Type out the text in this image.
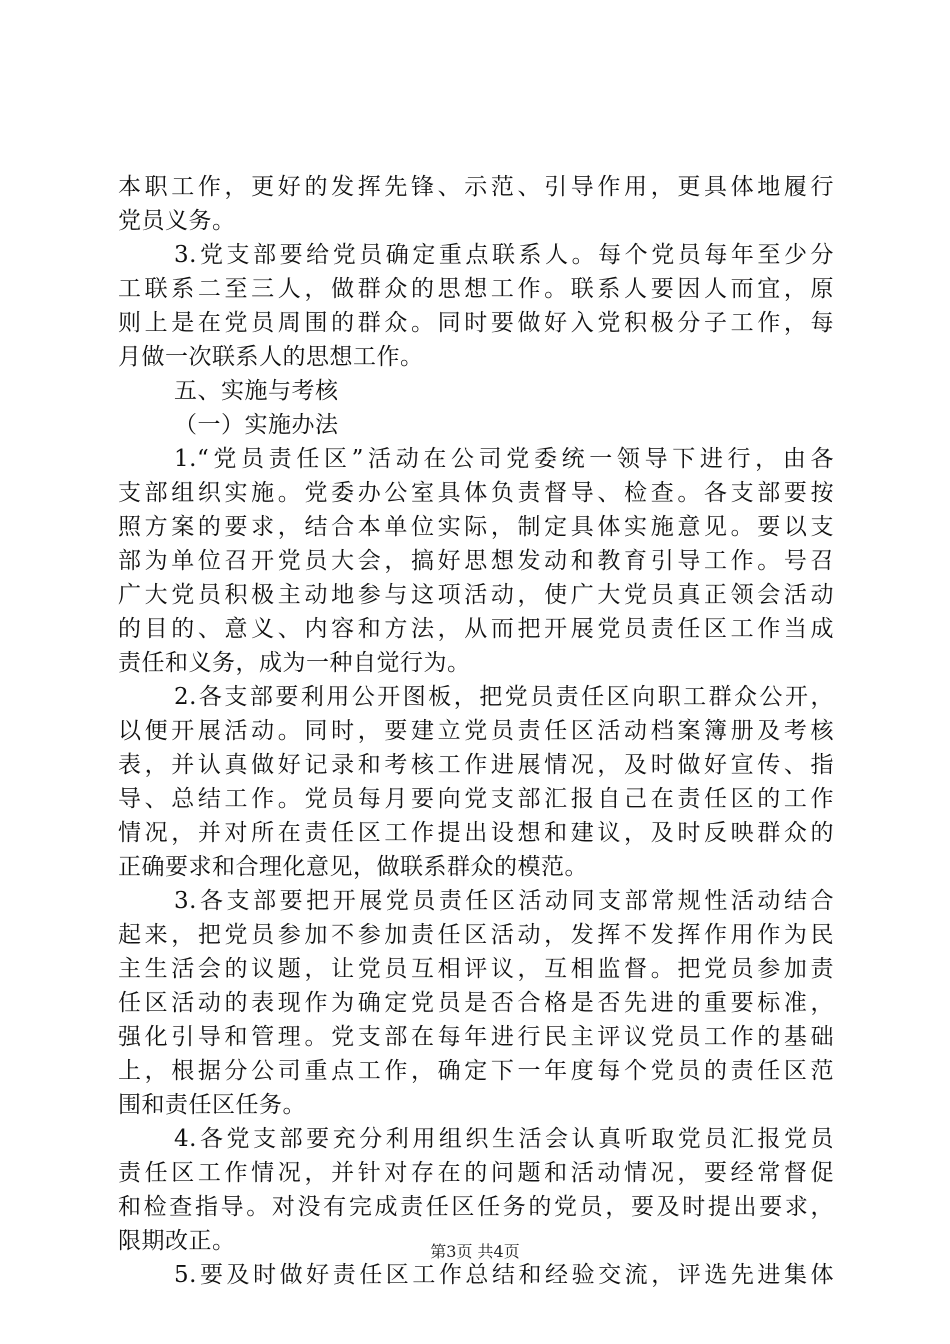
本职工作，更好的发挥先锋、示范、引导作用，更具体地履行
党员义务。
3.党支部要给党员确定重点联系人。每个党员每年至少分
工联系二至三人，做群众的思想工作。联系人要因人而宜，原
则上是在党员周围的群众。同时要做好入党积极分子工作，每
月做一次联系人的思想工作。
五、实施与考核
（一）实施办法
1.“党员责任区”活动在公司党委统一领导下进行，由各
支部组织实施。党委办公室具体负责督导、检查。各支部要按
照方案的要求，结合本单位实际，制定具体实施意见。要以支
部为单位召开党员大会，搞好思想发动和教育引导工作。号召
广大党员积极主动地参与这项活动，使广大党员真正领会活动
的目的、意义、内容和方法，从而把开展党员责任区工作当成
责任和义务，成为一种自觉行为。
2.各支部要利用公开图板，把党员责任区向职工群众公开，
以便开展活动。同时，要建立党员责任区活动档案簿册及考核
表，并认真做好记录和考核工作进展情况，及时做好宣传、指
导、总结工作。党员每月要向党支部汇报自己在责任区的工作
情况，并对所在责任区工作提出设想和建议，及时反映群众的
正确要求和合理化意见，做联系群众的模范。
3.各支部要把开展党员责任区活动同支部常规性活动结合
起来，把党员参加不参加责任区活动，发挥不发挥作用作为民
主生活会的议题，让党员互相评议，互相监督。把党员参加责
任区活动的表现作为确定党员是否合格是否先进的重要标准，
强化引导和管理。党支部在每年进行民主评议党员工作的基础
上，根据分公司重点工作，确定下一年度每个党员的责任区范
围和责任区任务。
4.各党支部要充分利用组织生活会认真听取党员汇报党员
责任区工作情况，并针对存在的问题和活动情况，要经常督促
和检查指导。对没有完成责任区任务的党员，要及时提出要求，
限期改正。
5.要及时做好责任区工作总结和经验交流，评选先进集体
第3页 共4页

* What the exercise asks: Reproduce each line exactly as it appears, omitting the pictures.

* Result:
Type out the text in this image.
本职工作，更好的发挥先锋、示范、引导作用，更具体地履行
党员义务。
3.党支部要给党员确定重点联系人。每个党员每年至少分
工联系二至三人，做群众的思想工作。联系人要因人而宜，原
则上是在党员周围的群众。同时要做好入党积极分子工作，每
月做一次联系人的思想工作。
五、实施与考核
（一）实施办法
1.“党员责任区”活动在公司党委统一领导下进行，由各
支部组织实施。党委办公室具体负责督导、检查。各支部要按
照方案的要求，结合本单位实际，制定具体实施意见。要以支
部为单位召开党员大会，搞好思想发动和教育引导工作。号召
广大党员积极主动地参与这项活动，使广大党员真正领会活动
的目的、意义、内容和方法，从而把开展党员责任区工作当成
责任和义务，成为一种自觉行为。
2.各支部要利用公开图板，把党员责任区向职工群众公开，
以便开展活动。同时，要建立党员责任区活动档案簿册及考核
表，并认真做好记录和考核工作进展情况，及时做好宣传、指
导、总结工作。党员每月要向党支部汇报自己在责任区的工作
情况，并对所在责任区工作提出设想和建议，及时反映群众的
正确要求和合理化意见，做联系群众的模范。
3.各支部要把开展党员责任区活动同支部常规性活动结合
起来，把党员参加不参加责任区活动，发挥不发挥作用作为民
主生活会的议题，让党员互相评议，互相监督。把党员参加责
任区活动的表现作为确定党员是否合格是否先进的重要标准，
强化引导和管理。党支部在每年进行民主评议党员工作的基础
上，根据分公司重点工作，确定下一年度每个党员的责任区范
围和责任区任务。
4.各党支部要充分利用组织生活会认真听取党员汇报党员
责任区工作情况，并针对存在的问题和活动情况，要经常督促
和检查指导。对没有完成责任区任务的党员，要及时提出要求，
限期改正。
5.要及时做好责任区工作总结和经验交流，评选先进集体
第3页 共4页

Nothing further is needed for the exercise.